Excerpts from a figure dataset
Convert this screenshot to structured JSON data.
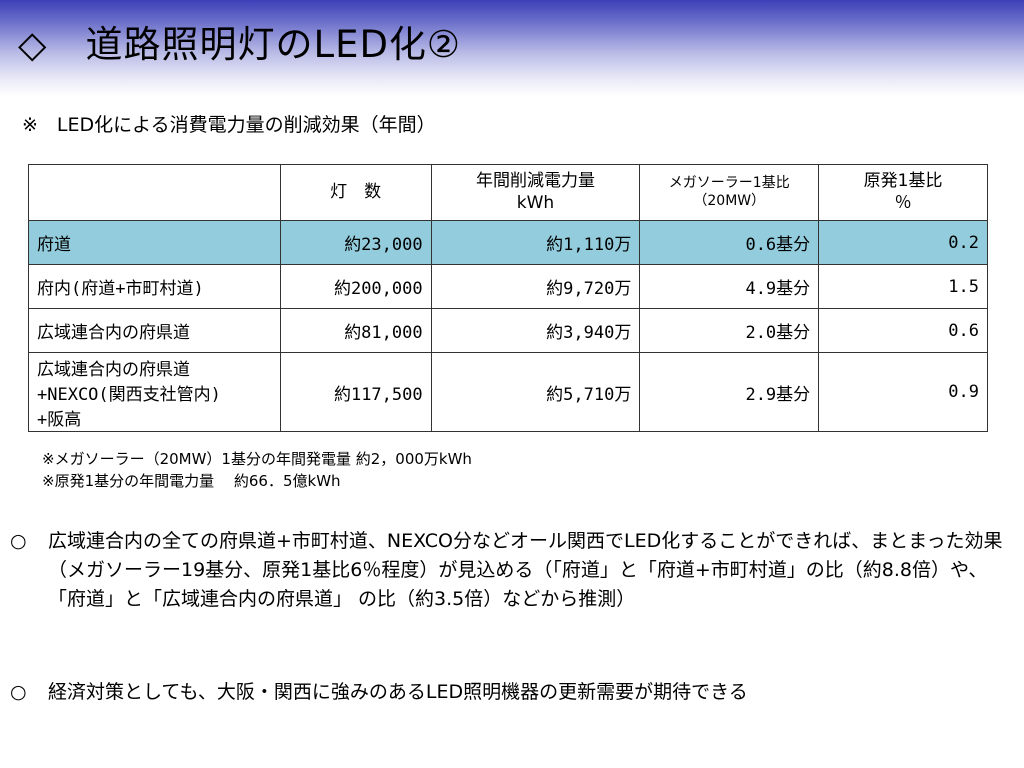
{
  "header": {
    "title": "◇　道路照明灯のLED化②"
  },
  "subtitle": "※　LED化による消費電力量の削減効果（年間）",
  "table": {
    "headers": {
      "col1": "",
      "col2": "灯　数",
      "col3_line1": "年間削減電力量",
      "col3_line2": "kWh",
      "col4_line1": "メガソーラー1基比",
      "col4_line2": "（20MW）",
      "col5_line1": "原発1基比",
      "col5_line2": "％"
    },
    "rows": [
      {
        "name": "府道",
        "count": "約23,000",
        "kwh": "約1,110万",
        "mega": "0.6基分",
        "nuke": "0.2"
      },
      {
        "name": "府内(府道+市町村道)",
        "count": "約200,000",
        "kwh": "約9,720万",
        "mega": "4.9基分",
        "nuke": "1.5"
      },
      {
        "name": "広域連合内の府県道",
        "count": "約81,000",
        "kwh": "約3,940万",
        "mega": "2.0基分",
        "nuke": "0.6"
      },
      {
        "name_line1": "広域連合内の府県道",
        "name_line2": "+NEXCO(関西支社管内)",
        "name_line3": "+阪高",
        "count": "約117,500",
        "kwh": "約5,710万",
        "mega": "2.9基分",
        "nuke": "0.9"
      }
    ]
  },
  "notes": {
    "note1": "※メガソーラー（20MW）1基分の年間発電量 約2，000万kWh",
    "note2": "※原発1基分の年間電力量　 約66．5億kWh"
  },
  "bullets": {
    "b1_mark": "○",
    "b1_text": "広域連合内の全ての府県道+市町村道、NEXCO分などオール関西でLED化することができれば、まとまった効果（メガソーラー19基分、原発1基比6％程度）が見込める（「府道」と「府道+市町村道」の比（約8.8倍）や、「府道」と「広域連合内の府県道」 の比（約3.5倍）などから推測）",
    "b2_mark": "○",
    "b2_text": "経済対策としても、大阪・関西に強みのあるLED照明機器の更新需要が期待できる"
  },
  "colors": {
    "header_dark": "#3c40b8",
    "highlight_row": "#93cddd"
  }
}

Prompt: Look through the entries above; copy every line holding the string "市町村道".

Output below:
        "name": "府内(府道+市町村道)",
    "b1_text": "広域連合内の全ての府県道+市町村道、NEXCO分などオール関西でLED化することができれば、まとまった効果（メガソーラー19基分、原発1基比6％程度）が見込める（「府道」と「府道+市町村道」の比（約8.8倍）や、「府道」と「広域連合内の府県道」 の比（約3.5倍）などから推測）",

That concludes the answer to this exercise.